◆ SHORT EXERCISE
Filter the records below for the word "всего". Copy each line that holds it.

◆ GIVEN DATA
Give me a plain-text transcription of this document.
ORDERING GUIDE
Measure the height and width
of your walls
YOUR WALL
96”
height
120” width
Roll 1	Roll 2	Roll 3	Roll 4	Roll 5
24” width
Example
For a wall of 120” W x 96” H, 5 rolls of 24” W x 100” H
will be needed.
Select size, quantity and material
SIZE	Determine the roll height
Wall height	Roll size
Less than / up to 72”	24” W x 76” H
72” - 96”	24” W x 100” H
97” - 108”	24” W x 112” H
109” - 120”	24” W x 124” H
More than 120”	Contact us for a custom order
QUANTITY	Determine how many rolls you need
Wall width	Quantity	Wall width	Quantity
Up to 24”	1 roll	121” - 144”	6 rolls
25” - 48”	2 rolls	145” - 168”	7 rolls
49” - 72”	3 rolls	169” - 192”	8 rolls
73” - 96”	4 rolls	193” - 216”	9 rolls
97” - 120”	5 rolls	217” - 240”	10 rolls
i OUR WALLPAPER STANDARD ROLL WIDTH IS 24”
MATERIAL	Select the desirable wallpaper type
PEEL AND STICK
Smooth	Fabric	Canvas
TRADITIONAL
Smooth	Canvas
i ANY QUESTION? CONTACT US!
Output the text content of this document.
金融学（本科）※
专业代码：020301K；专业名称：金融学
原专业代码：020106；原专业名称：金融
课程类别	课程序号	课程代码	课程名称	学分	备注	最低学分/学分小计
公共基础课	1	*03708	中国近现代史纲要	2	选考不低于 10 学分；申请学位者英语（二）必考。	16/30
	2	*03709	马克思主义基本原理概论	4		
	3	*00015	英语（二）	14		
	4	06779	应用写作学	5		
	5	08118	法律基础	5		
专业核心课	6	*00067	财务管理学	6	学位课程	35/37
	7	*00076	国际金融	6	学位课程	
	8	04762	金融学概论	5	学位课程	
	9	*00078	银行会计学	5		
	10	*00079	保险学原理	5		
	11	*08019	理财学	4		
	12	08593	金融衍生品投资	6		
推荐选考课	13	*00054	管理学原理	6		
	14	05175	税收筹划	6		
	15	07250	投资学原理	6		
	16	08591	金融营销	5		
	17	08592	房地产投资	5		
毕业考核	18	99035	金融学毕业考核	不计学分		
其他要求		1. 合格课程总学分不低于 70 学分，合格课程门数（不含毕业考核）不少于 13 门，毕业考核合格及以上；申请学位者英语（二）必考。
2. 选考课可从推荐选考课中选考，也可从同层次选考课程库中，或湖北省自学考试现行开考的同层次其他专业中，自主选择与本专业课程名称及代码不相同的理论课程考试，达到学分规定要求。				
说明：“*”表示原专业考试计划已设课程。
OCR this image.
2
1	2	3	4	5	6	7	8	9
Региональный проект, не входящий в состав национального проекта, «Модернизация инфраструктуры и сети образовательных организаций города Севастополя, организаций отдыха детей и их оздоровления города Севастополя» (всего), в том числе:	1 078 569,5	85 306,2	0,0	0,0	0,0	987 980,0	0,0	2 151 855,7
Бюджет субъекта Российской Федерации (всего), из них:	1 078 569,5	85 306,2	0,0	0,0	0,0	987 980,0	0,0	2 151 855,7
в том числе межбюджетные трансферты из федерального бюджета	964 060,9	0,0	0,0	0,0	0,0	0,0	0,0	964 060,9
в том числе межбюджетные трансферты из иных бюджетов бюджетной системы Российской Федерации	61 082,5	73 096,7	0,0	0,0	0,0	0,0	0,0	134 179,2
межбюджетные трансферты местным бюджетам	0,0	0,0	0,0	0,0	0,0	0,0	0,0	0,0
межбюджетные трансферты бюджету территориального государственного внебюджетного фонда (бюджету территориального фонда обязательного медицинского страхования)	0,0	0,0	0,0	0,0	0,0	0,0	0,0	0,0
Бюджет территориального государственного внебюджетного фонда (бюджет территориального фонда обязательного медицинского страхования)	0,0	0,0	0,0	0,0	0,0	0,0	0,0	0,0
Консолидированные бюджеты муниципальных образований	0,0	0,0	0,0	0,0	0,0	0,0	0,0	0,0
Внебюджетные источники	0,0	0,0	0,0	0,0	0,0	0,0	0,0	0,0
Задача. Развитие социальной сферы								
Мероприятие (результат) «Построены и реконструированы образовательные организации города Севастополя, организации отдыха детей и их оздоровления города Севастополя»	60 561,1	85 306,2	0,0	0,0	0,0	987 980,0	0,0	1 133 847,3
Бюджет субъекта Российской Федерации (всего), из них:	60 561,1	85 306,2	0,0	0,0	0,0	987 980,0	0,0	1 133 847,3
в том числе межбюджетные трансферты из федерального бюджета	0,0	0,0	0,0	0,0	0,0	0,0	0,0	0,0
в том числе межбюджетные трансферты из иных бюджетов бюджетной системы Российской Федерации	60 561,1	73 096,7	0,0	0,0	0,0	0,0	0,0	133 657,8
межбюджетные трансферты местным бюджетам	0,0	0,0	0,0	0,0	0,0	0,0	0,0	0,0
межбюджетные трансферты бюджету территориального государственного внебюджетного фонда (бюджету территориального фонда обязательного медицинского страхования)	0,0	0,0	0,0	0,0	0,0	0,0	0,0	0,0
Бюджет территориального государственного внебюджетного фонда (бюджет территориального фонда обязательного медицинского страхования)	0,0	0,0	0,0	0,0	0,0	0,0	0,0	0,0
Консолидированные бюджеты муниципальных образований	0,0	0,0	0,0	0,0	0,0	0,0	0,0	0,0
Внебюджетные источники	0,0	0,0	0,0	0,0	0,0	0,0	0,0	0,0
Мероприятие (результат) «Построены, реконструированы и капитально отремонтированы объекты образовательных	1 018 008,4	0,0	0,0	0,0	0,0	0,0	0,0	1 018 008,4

◆ CORRECT OUTPUT
Региональный проект, не входящий в состав национального проекта, «Модернизация инфраструктуры и сети образовательных организаций города Севастополя, организаций отдыха детей и их оздоровления города Севастополя» (всего), в том числе:	1 078 569,5	85 306,2	0,0	0,0	0,0	987 980,0	0,0	2 151 855,7
Бюджет субъекта Российской Федерации (всего), из них:	1 078 569,5	85 306,2	0,0	0,0	0,0	987 980,0	0,0	2 151 855,7
Бюджет субъекта Российской Федерации (всего), из них:	60 561,1	85 306,2	0,0	0,0	0,0	987 980,0	0,0	1 133 847,3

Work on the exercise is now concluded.